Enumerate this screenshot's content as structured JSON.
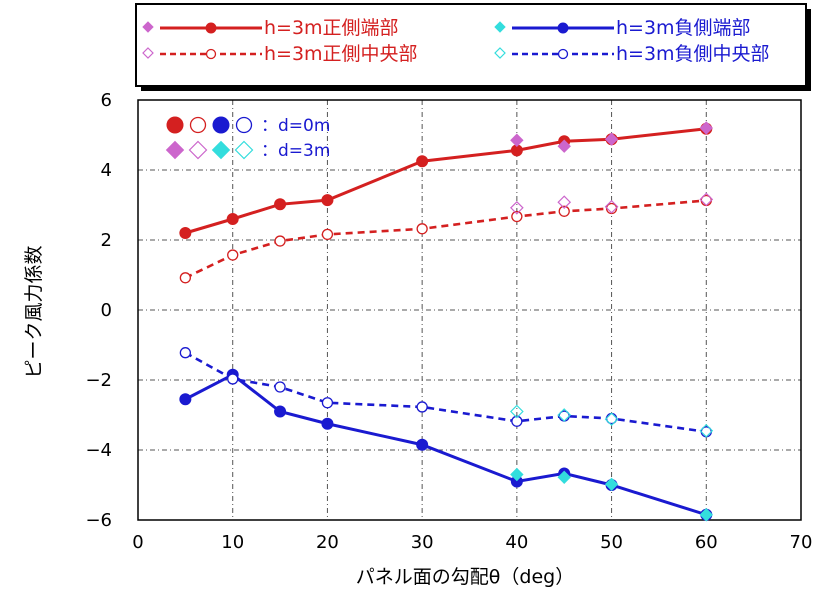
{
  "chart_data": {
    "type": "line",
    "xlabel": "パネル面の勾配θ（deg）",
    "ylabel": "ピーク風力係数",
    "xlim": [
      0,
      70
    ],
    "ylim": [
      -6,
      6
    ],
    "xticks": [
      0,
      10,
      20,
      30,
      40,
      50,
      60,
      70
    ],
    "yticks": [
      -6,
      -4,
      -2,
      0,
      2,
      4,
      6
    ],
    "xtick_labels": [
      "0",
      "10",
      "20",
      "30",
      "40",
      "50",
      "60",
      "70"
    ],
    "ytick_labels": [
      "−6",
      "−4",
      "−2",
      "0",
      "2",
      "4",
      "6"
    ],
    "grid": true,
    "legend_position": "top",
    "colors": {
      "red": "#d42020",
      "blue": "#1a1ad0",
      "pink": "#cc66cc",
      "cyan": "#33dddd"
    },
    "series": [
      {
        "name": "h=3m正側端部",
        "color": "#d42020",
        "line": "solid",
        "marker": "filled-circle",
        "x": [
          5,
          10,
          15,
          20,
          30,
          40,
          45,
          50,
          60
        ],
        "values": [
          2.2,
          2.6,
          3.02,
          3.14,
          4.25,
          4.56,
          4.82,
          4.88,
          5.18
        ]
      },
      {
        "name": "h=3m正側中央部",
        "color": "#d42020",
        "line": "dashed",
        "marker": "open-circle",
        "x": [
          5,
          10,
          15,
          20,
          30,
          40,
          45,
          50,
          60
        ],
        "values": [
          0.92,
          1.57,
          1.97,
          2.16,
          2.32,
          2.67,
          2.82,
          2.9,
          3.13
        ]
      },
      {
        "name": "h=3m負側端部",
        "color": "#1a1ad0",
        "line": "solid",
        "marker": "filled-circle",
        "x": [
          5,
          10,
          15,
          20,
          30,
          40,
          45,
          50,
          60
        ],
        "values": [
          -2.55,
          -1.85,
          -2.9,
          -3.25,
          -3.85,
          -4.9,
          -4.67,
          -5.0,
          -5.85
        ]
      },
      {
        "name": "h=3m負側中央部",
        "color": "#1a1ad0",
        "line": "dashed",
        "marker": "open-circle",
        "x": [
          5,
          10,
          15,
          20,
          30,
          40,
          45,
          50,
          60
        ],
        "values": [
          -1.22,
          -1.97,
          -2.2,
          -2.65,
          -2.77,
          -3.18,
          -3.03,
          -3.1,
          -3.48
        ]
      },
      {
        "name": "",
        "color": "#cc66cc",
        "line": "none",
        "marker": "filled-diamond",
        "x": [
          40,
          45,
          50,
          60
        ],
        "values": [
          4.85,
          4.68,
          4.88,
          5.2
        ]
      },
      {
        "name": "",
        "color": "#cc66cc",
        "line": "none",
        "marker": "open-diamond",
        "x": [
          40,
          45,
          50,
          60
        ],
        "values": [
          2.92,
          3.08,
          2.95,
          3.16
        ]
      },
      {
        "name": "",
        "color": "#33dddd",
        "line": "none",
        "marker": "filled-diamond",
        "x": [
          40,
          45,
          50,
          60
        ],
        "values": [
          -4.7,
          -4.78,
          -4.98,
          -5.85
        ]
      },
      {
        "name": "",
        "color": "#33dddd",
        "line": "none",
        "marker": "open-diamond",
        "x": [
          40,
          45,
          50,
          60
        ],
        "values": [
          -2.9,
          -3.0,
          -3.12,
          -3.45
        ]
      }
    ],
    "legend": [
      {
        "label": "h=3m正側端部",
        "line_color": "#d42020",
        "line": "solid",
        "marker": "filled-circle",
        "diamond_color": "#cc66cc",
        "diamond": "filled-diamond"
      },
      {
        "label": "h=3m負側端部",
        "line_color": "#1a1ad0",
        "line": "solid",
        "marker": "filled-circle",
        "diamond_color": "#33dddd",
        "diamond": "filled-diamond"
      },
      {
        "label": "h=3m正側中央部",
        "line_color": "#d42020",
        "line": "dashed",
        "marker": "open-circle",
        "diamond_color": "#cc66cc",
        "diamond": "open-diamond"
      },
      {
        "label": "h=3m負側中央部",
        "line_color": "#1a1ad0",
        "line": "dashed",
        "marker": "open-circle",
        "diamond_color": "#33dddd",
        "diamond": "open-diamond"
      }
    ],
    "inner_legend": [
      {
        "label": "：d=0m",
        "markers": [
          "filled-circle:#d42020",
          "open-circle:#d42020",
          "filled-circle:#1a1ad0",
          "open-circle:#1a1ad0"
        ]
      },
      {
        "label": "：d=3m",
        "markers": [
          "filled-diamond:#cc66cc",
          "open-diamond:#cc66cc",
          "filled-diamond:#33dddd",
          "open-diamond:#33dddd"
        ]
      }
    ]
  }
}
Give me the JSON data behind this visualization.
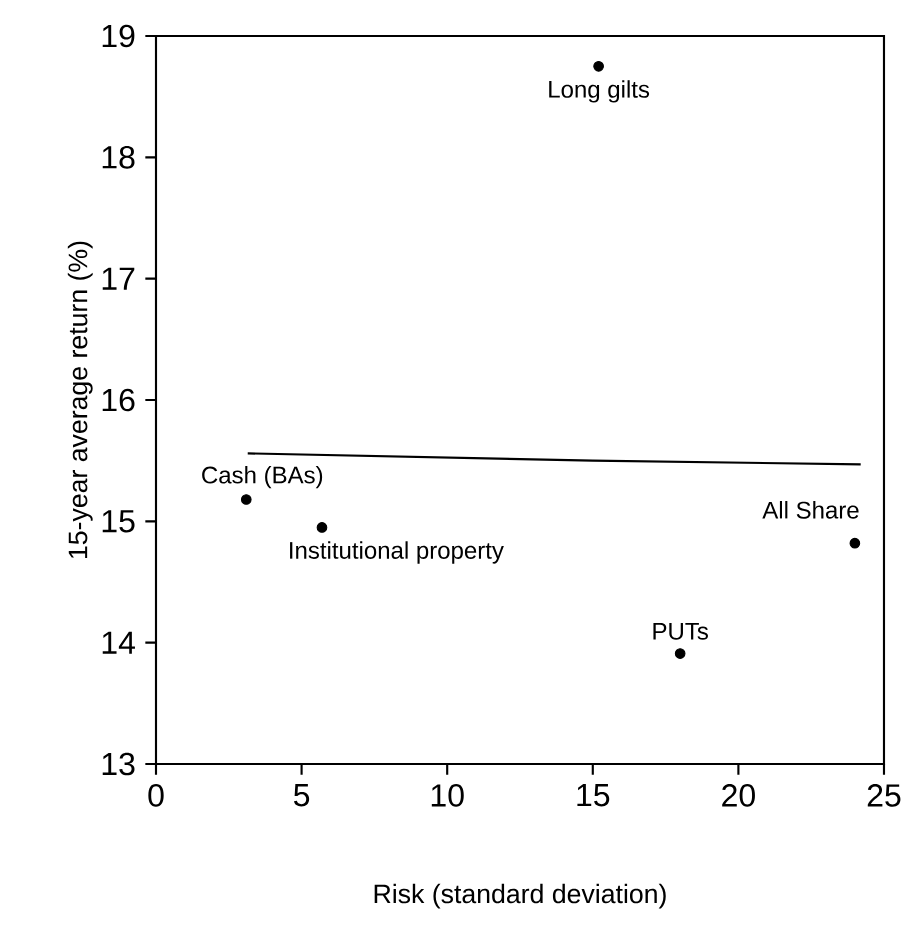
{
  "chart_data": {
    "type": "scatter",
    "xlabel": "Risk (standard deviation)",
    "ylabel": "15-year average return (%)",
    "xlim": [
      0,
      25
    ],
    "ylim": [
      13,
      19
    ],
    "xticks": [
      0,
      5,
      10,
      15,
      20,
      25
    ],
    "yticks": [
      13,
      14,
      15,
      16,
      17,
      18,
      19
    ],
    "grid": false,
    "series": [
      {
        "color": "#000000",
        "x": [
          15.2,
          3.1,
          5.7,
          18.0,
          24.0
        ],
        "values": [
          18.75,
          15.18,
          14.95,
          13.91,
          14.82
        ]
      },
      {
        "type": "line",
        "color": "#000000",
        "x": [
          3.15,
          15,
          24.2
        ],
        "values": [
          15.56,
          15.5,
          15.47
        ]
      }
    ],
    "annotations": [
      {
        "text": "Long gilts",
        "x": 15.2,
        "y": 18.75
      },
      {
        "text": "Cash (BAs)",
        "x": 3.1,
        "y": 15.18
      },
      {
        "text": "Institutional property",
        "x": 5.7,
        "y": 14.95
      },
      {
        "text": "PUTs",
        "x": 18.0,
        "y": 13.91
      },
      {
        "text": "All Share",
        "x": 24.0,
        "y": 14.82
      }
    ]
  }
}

- - -

**WHAT IS EXPECTED:**
Retype all of the entries exactly as written, leaving out any images.

**ANSWER FOR THE TASK:**
Enumerate this screenshot's content as structured JSON.
{
  "chart_data": {
    "type": "line",
    "xlabel": "パネル面の勾配θ（deg）",
    "ylabel": "ピーク風力係数",
    "xlim": [
      0,
      70
    ],
    "ylim": [
      -6,
      6
    ],
    "xticks": [
      0,
      10,
      20,
      30,
      40,
      50,
      60,
      70
    ],
    "yticks": [
      -6,
      -4,
      -2,
      0,
      2,
      4,
      6
    ],
    "xtick_labels": [
      "0",
      "10",
      "20",
      "30",
      "40",
      "50",
      "60",
      "70"
    ],
    "ytick_labels": [
      "−6",
      "−4",
      "−2",
      "0",
      "2",
      "4",
      "6"
    ],
    "grid": true,
    "legend_position": "top",
    "colors": {
      "red": "#d42020",
      "blue": "#1a1ad0",
      "pink": "#cc66cc",
      "cyan": "#33dddd"
    },
    "series": [
      {
        "name": "h=3m正側端部",
        "color": "#d42020",
        "line": "solid",
        "marker": "filled-circle",
        "x": [
          5,
          10,
          15,
          20,
          30,
          40,
          45,
          50,
          60
        ],
        "values": [
          2.2,
          2.6,
          3.02,
          3.14,
          4.25,
          4.56,
          4.82,
          4.88,
          5.18
        ]
      },
      {
        "name": "h=3m正側中央部",
        "color": "#d42020",
        "line": "dashed",
        "marker": "open-circle",
        "x": [
          5,
          10,
          15,
          20,
          30,
          40,
          45,
          50,
          60
        ],
        "values": [
          0.92,
          1.57,
          1.97,
          2.16,
          2.32,
          2.67,
          2.82,
          2.9,
          3.13
        ]
      },
      {
        "name": "h=3m負側端部",
        "color": "#1a1ad0",
        "line": "solid",
        "marker": "filled-circle",
        "x": [
          5,
          10,
          15,
          20,
          30,
          40,
          45,
          50,
          60
        ],
        "values": [
          -2.55,
          -1.85,
          -2.9,
          -3.25,
          -3.85,
          -4.9,
          -4.67,
          -5.0,
          -5.85
        ]
      },
      {
        "name": "h=3m負側中央部",
        "color": "#1a1ad0",
        "line": "dashed",
        "marker": "open-circle",
        "x": [
          5,
          10,
          15,
          20,
          30,
          40,
          45,
          50,
          60
        ],
        "values": [
          -1.22,
          -1.97,
          -2.2,
          -2.65,
          -2.77,
          -3.18,
          -3.03,
          -3.1,
          -3.48
        ]
      },
      {
        "name": "",
        "color": "#cc66cc",
        "line": "none",
        "marker": "filled-diamond",
        "x": [
          40,
          45,
          50,
          60
        ],
        "values": [
          4.85,
          4.68,
          4.88,
          5.2
        ]
      },
      {
        "name": "",
        "color": "#cc66cc",
        "line": "none",
        "marker": "open-diamond",
        "x": [
          40,
          45,
          50,
          60
        ],
        "values": [
          2.92,
          3.08,
          2.95,
          3.16
        ]
      },
      {
        "name": "",
        "color": "#33dddd",
        "line": "none",
        "marker": "filled-diamond",
        "x": [
          40,
          45,
          50,
          60
        ],
        "values": [
          -4.7,
          -4.78,
          -4.98,
          -5.85
        ]
      },
      {
        "name": "",
        "color": "#33dddd",
        "line": "none",
        "marker": "open-diamond",
        "x": [
          40,
          45,
          50,
          60
        ],
        "values": [
          -2.9,
          -3.0,
          -3.12,
          -3.45
        ]
      }
    ],
    "legend": [
      {
        "label": "h=3m正側端部",
        "line_color": "#d42020",
        "line": "solid",
        "marker": "filled-circle",
        "diamond_color": "#cc66cc",
        "diamond": "filled-diamond"
      },
      {
        "label": "h=3m負側端部",
        "line_color": "#1a1ad0",
        "line": "solid",
        "marker": "filled-circle",
        "diamond_color": "#33dddd",
        "diamond": "filled-diamond"
      },
      {
        "label": "h=3m正側中央部",
        "line_color": "#d42020",
        "line": "dashed",
        "marker": "open-circle",
        "diamond_color": "#cc66cc",
        "diamond": "open-diamond"
      },
      {
        "label": "h=3m負側中央部",
        "line_color": "#1a1ad0",
        "line": "dashed",
        "marker": "open-circle",
        "diamond_color": "#33dddd",
        "diamond": "open-diamond"
      }
    ],
    "inner_legend": [
      {
        "label": "：d=0m",
        "markers": [
          "filled-circle:#d42020",
          "open-circle:#d42020",
          "filled-circle:#1a1ad0",
          "open-circle:#1a1ad0"
        ]
      },
      {
        "label": "：d=3m",
        "markers": [
          "filled-diamond:#cc66cc",
          "open-diamond:#cc66cc",
          "filled-diamond:#33dddd",
          "open-diamond:#33dddd"
        ]
      }
    ]
  }
}
Give me the JSON data behind this visualization.
{
  "chart_data": {
    "type": "scatter",
    "xlabel": "Risk (standard deviation)",
    "ylabel": "15-year average return (%)",
    "xlim": [
      0,
      25
    ],
    "ylim": [
      13,
      19
    ],
    "xticks": [
      0,
      5,
      10,
      15,
      20,
      25
    ],
    "yticks": [
      13,
      14,
      15,
      16,
      17,
      18,
      19
    ],
    "grid": false,
    "series": [
      {
        "color": "#000000",
        "x": [
          15.2,
          3.1,
          5.7,
          18.0,
          24.0
        ],
        "values": [
          18.75,
          15.18,
          14.95,
          13.91,
          14.82
        ]
      },
      {
        "type": "line",
        "color": "#000000",
        "x": [
          3.15,
          15,
          24.2
        ],
        "values": [
          15.56,
          15.5,
          15.47
        ]
      }
    ],
    "annotations": [
      {
        "text": "Long gilts",
        "x": 15.2,
        "y": 18.75
      },
      {
        "text": "Cash (BAs)",
        "x": 3.1,
        "y": 15.18
      },
      {
        "text": "Institutional property",
        "x": 5.7,
        "y": 14.95
      },
      {
        "text": "PUTs",
        "x": 18.0,
        "y": 13.91
      },
      {
        "text": "All Share",
        "x": 24.0,
        "y": 14.82
      }
    ]
  }
}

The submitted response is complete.